RECORDS FOR THIS TASK:
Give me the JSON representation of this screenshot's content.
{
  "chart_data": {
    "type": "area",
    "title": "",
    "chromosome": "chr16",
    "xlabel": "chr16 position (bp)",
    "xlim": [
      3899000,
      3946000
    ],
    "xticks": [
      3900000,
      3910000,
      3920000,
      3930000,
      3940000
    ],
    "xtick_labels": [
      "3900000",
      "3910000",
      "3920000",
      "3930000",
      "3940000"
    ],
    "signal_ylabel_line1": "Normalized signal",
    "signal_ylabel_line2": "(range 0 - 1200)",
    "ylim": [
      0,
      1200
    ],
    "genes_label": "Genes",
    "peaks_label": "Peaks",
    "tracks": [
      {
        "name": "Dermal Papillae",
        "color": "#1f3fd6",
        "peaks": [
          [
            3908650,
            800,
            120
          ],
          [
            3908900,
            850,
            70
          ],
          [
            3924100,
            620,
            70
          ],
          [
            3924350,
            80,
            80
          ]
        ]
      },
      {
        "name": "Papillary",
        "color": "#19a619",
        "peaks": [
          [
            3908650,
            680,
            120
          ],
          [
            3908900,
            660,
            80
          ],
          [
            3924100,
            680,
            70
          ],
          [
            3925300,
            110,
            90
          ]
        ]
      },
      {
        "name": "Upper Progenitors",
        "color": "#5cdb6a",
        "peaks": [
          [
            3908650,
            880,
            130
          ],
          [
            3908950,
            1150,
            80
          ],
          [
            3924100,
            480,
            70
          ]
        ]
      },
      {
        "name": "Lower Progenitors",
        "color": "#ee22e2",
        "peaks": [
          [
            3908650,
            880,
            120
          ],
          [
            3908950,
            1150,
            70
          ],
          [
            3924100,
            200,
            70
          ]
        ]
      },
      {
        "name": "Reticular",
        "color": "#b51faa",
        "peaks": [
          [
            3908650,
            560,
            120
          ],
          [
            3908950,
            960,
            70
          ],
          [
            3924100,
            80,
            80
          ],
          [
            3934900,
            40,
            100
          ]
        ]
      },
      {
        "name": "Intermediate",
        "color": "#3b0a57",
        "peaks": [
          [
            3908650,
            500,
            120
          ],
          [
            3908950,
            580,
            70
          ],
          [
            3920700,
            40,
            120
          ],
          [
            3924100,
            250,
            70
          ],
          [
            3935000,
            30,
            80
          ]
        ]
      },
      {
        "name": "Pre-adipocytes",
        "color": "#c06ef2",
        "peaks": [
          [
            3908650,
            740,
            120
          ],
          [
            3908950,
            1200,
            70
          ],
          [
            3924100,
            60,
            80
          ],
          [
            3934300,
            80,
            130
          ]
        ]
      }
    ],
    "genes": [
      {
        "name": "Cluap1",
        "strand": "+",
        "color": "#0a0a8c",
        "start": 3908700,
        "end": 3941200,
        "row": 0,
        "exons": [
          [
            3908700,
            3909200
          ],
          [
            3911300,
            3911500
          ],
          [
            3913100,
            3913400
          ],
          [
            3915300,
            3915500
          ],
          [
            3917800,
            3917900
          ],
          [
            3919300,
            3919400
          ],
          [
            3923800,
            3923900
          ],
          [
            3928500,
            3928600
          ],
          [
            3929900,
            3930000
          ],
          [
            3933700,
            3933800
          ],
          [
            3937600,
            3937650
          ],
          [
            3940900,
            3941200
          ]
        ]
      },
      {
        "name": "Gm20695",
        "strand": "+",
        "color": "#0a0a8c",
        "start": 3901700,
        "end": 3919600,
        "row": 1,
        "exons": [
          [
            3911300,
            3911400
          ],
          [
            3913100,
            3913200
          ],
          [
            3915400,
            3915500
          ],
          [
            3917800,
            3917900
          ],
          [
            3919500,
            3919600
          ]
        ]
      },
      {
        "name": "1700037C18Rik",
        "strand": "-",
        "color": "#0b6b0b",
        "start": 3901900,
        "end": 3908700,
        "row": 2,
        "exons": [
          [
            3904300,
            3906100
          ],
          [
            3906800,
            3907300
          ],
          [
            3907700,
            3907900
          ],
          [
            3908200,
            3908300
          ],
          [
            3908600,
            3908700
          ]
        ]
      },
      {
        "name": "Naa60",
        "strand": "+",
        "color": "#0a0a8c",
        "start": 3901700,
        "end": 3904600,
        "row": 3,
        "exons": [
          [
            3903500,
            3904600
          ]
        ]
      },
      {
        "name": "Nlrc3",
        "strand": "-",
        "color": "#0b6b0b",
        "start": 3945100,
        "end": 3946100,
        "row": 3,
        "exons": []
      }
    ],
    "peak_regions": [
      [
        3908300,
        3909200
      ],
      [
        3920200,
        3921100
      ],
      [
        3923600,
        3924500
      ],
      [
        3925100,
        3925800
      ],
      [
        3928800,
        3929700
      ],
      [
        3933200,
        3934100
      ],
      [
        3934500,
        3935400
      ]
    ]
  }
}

ASSIGNED TASK:
From top to bottom, reproduce the material exactly.

RESPONSE BELOW:
Give me the JSON representation of this screenshot's content.
{
  "chart_data": {
    "type": "area",
    "title": "",
    "chromosome": "chr16",
    "xlabel": "chr16 position (bp)",
    "xlim": [
      3899000,
      3946000
    ],
    "xticks": [
      3900000,
      3910000,
      3920000,
      3930000,
      3940000
    ],
    "xtick_labels": [
      "3900000",
      "3910000",
      "3920000",
      "3930000",
      "3940000"
    ],
    "signal_ylabel_line1": "Normalized signal",
    "signal_ylabel_line2": "(range 0 - 1200)",
    "ylim": [
      0,
      1200
    ],
    "genes_label": "Genes",
    "peaks_label": "Peaks",
    "tracks": [
      {
        "name": "Dermal Papillae",
        "color": "#1f3fd6",
        "peaks": [
          [
            3908650,
            800,
            120
          ],
          [
            3908900,
            850,
            70
          ],
          [
            3924100,
            620,
            70
          ],
          [
            3924350,
            80,
            80
          ]
        ]
      },
      {
        "name": "Papillary",
        "color": "#19a619",
        "peaks": [
          [
            3908650,
            680,
            120
          ],
          [
            3908900,
            660,
            80
          ],
          [
            3924100,
            680,
            70
          ],
          [
            3925300,
            110,
            90
          ]
        ]
      },
      {
        "name": "Upper Progenitors",
        "color": "#5cdb6a",
        "peaks": [
          [
            3908650,
            880,
            130
          ],
          [
            3908950,
            1150,
            80
          ],
          [
            3924100,
            480,
            70
          ]
        ]
      },
      {
        "name": "Lower Progenitors",
        "color": "#ee22e2",
        "peaks": [
          [
            3908650,
            880,
            120
          ],
          [
            3908950,
            1150,
            70
          ],
          [
            3924100,
            200,
            70
          ]
        ]
      },
      {
        "name": "Reticular",
        "color": "#b51faa",
        "peaks": [
          [
            3908650,
            560,
            120
          ],
          [
            3908950,
            960,
            70
          ],
          [
            3924100,
            80,
            80
          ],
          [
            3934900,
            40,
            100
          ]
        ]
      },
      {
        "name": "Intermediate",
        "color": "#3b0a57",
        "peaks": [
          [
            3908650,
            500,
            120
          ],
          [
            3908950,
            580,
            70
          ],
          [
            3920700,
            40,
            120
          ],
          [
            3924100,
            250,
            70
          ],
          [
            3935000,
            30,
            80
          ]
        ]
      },
      {
        "name": "Pre-adipocytes",
        "color": "#c06ef2",
        "peaks": [
          [
            3908650,
            740,
            120
          ],
          [
            3908950,
            1200,
            70
          ],
          [
            3924100,
            60,
            80
          ],
          [
            3934300,
            80,
            130
          ]
        ]
      }
    ],
    "genes": [
      {
        "name": "Cluap1",
        "strand": "+",
        "color": "#0a0a8c",
        "start": 3908700,
        "end": 3941200,
        "row": 0,
        "exons": [
          [
            3908700,
            3909200
          ],
          [
            3911300,
            3911500
          ],
          [
            3913100,
            3913400
          ],
          [
            3915300,
            3915500
          ],
          [
            3917800,
            3917900
          ],
          [
            3919300,
            3919400
          ],
          [
            3923800,
            3923900
          ],
          [
            3928500,
            3928600
          ],
          [
            3929900,
            3930000
          ],
          [
            3933700,
            3933800
          ],
          [
            3937600,
            3937650
          ],
          [
            3940900,
            3941200
          ]
        ]
      },
      {
        "name": "Gm20695",
        "strand": "+",
        "color": "#0a0a8c",
        "start": 3901700,
        "end": 3919600,
        "row": 1,
        "exons": [
          [
            3911300,
            3911400
          ],
          [
            3913100,
            3913200
          ],
          [
            3915400,
            3915500
          ],
          [
            3917800,
            3917900
          ],
          [
            3919500,
            3919600
          ]
        ]
      },
      {
        "name": "1700037C18Rik",
        "strand": "-",
        "color": "#0b6b0b",
        "start": 3901900,
        "end": 3908700,
        "row": 2,
        "exons": [
          [
            3904300,
            3906100
          ],
          [
            3906800,
            3907300
          ],
          [
            3907700,
            3907900
          ],
          [
            3908200,
            3908300
          ],
          [
            3908600,
            3908700
          ]
        ]
      },
      {
        "name": "Naa60",
        "strand": "+",
        "color": "#0a0a8c",
        "start": 3901700,
        "end": 3904600,
        "row": 3,
        "exons": [
          [
            3903500,
            3904600
          ]
        ]
      },
      {
        "name": "Nlrc3",
        "strand": "-",
        "color": "#0b6b0b",
        "start": 3945100,
        "end": 3946100,
        "row": 3,
        "exons": []
      }
    ],
    "peak_regions": [
      [
        3908300,
        3909200
      ],
      [
        3920200,
        3921100
      ],
      [
        3923600,
        3924500
      ],
      [
        3925100,
        3925800
      ],
      [
        3928800,
        3929700
      ],
      [
        3933200,
        3934100
      ],
      [
        3934500,
        3935400
      ]
    ]
  }
}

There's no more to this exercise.